**SET PROBLEM**
Go through the records and copy each line where the word "Filter" occurs.

(Items from a dataset)
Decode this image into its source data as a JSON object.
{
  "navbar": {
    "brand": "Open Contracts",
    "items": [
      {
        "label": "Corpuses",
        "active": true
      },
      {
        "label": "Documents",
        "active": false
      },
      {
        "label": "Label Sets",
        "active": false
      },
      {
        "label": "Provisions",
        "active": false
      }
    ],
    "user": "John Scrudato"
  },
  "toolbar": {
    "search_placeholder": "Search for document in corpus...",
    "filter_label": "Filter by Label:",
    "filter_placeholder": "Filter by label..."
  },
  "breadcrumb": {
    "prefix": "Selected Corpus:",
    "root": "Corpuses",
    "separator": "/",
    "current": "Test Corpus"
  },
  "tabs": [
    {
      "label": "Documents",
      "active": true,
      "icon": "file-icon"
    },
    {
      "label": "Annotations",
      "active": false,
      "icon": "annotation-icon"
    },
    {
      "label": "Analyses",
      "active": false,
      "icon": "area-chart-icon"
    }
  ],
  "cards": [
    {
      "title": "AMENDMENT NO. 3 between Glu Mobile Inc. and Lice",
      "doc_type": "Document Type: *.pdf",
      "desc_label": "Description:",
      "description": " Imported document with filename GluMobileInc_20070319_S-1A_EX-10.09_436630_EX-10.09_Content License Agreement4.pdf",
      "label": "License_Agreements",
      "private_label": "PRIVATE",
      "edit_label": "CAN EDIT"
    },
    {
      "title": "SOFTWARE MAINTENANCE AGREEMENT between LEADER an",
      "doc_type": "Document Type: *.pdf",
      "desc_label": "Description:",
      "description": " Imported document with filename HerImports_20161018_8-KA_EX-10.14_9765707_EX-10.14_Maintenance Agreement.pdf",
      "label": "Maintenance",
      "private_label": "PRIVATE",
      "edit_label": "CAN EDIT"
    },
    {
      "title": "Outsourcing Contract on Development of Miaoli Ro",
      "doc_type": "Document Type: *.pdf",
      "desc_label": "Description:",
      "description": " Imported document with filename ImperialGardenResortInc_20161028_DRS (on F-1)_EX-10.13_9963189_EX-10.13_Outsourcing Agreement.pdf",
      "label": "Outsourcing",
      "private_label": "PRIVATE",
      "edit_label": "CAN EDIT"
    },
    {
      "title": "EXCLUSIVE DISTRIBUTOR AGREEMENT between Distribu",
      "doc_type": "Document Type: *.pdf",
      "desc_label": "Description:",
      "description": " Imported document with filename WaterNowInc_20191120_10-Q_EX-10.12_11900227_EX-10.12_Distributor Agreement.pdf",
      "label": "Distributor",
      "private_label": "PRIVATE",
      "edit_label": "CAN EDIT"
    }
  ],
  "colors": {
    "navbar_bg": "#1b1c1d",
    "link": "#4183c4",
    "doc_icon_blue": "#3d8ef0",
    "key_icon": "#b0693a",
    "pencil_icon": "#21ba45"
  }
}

**ANSWER TO THE EXERCISE**
    "filter_label": "Filter by Label:",
    "filter_placeholder": "Filter by label..."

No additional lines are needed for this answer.